- **INSTRUCTIONS TO FOLLOW**: Among the lines below, list those containing the string "sheet".

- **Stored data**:
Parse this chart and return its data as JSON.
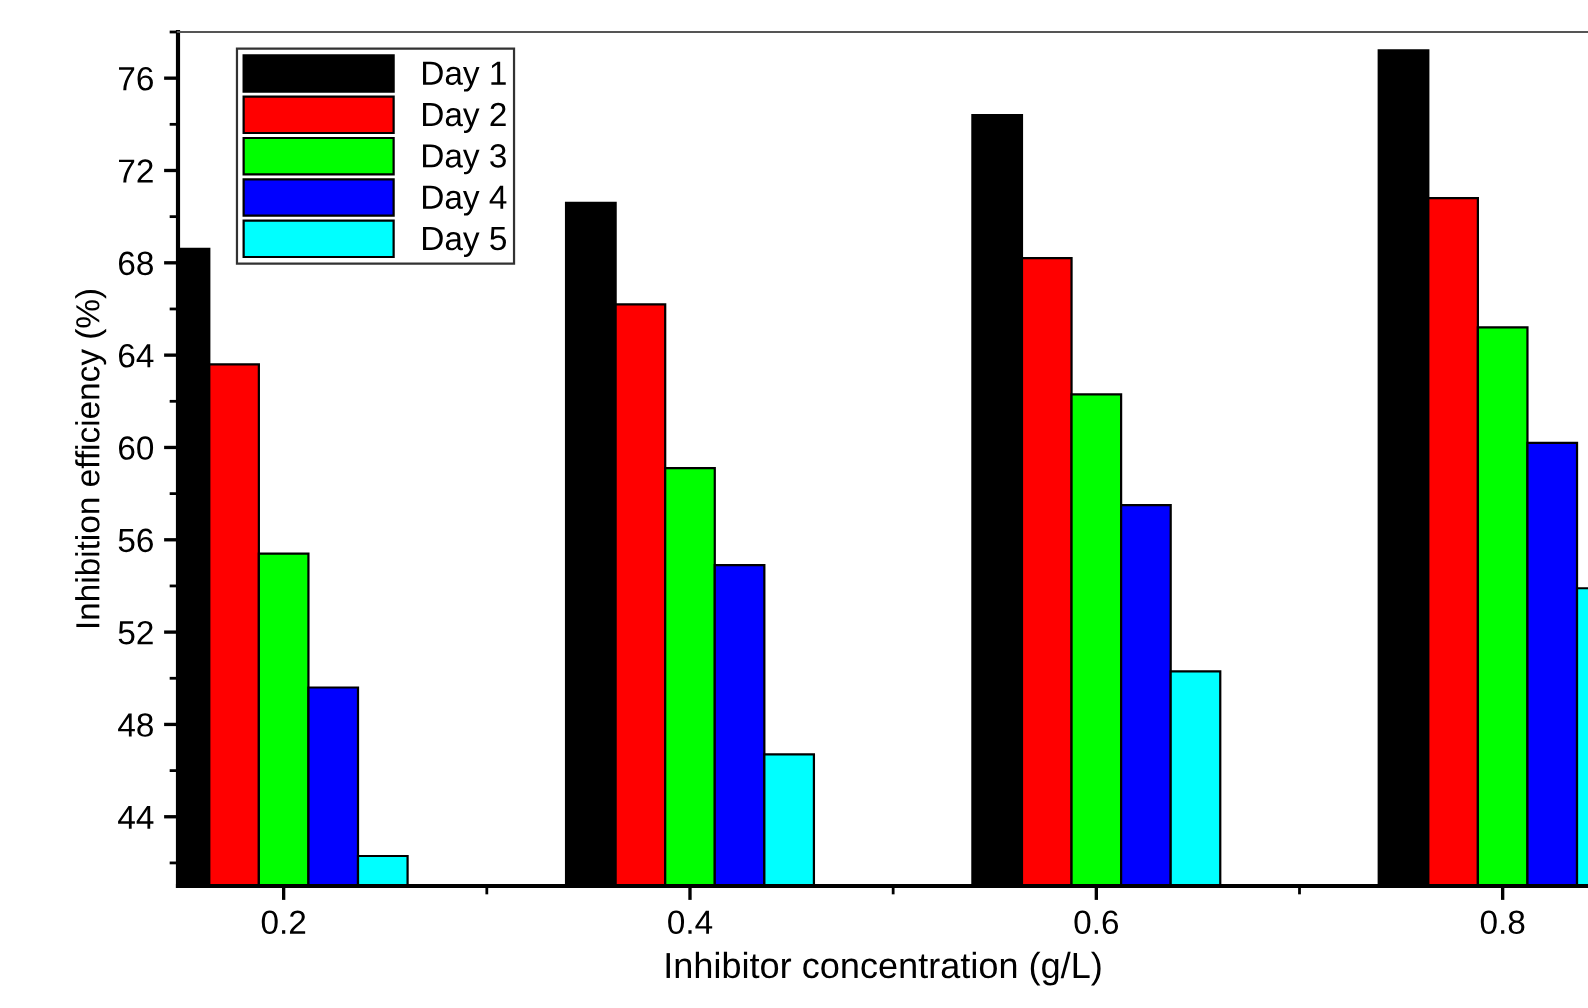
{
  "chart_data": {
    "type": "bar",
    "xlabel": "Inhibitor concentration (g/L)",
    "ylabel": "Inhibition efficiency (%)",
    "x": [
      0.2,
      0.4,
      0.6,
      0.8
    ],
    "series": [
      {
        "name": "Day 1",
        "color": "#000000",
        "values": [
          68.6,
          70.6,
          74.4,
          77.2
        ]
      },
      {
        "name": "Day 2",
        "color": "#ff0000",
        "values": [
          63.6,
          66.2,
          68.2,
          70.8
        ]
      },
      {
        "name": "Day 3",
        "color": "#00ff00",
        "values": [
          55.4,
          59.1,
          62.3,
          65.2
        ]
      },
      {
        "name": "Day 4",
        "color": "#0000ff",
        "values": [
          49.6,
          54.9,
          57.5,
          60.2
        ]
      },
      {
        "name": "Day 5",
        "color": "#00ffff",
        "values": [
          42.3,
          46.7,
          50.3,
          53.9
        ]
      }
    ],
    "xlim": [
      0.148,
      0.842
    ],
    "xticks": [
      0.2,
      {
        "value": 0.3,
        "label": null
      },
      0.4,
      {
        "value": 0.5,
        "label": null
      },
      0.6,
      {
        "value": 0.7,
        "label": null
      },
      0.8
    ],
    "ylim": [
      41,
      78
    ],
    "yticks": [
      {
        "value": 42,
        "label": null
      },
      44,
      {
        "value": 46,
        "label": null
      },
      48,
      {
        "value": 50,
        "label": null
      },
      52,
      {
        "value": 54,
        "label": null
      },
      56,
      {
        "value": 58,
        "label": null
      },
      60,
      {
        "value": 62,
        "label": null
      },
      64,
      {
        "value": 66,
        "label": null
      },
      68,
      {
        "value": 70,
        "label": null
      },
      72,
      {
        "value": 74,
        "label": null
      },
      76,
      {
        "value": 78,
        "label": null
      }
    ],
    "grid": false,
    "legend": "top left"
  }
}
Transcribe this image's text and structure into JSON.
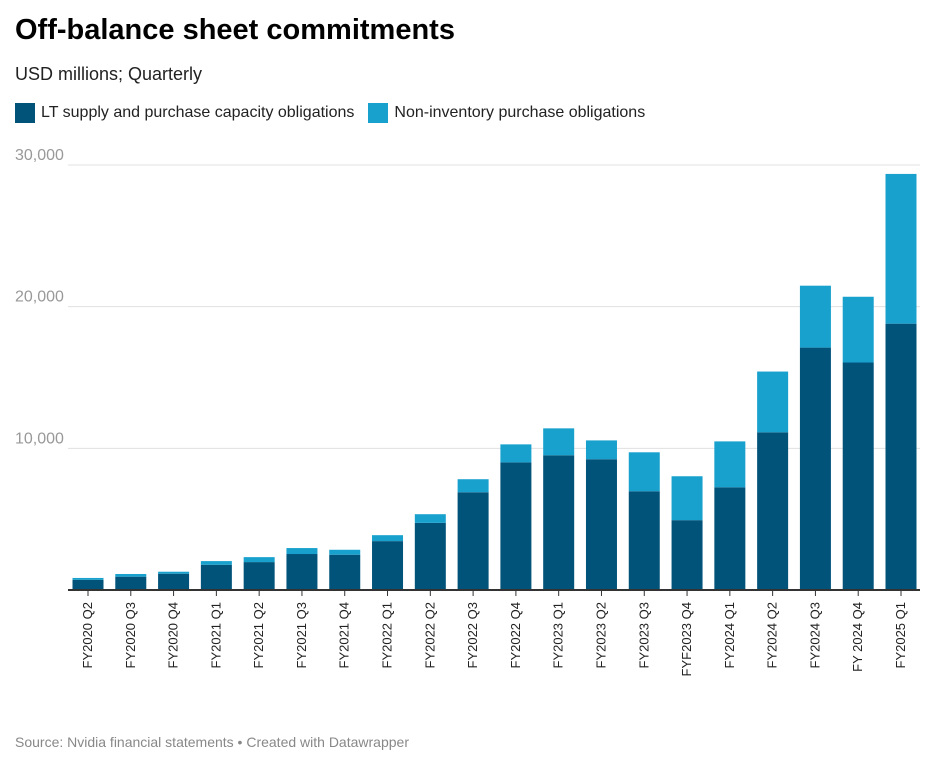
{
  "title": "Off-balance sheet commitments",
  "subtitle": "USD millions; Quarterly",
  "source": "Source: Nvidia financial statements • Created with Datawrapper",
  "chart_data": {
    "type": "bar",
    "stacked": true,
    "title": "Off-balance sheet commitments",
    "ylabel": "USD millions",
    "ylim": [
      0,
      30000
    ],
    "yticks": [
      10000,
      20000,
      30000
    ],
    "ytick_labels": [
      "10,000",
      "20,000",
      "30,000"
    ],
    "grid": true,
    "legend_position": "top-left",
    "categories": [
      "FY2020 Q2",
      "FY2020 Q3",
      "FY2020 Q4",
      "FY2021 Q1",
      "FY2021 Q2",
      "FY2021 Q3",
      "FY2021 Q4",
      "FY2022 Q1",
      "FY2022 Q2",
      "FY2022 Q3",
      "FY2022 Q4",
      "FY2023 Q1",
      "FY2023 Q2",
      "FY2023 Q3",
      "FYF2023 Q4",
      "FY2024 Q1",
      "FY2024 Q2",
      "FY2024 Q3",
      "FY 2024 Q4",
      "FY2025 Q1"
    ],
    "series": [
      {
        "name": "LT supply and purchase capacity obligations",
        "color": "#02537a",
        "values": [
          720,
          940,
          1150,
          1780,
          1970,
          2540,
          2490,
          3450,
          4740,
          6900,
          9010,
          9510,
          9230,
          6970,
          4930,
          7250,
          11130,
          17110,
          16060,
          18800
        ]
      },
      {
        "name": "Non-inventory purchase obligations",
        "color": "#18a1cd",
        "values": [
          130,
          190,
          140,
          260,
          350,
          420,
          350,
          420,
          610,
          920,
          1270,
          1900,
          1330,
          2750,
          3100,
          3240,
          4290,
          4370,
          4640,
          10570
        ]
      }
    ]
  }
}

- **THE ANSWER**:
  "title": "Off-balance sheet commitments",
    "title": "Off-balance sheet commitments",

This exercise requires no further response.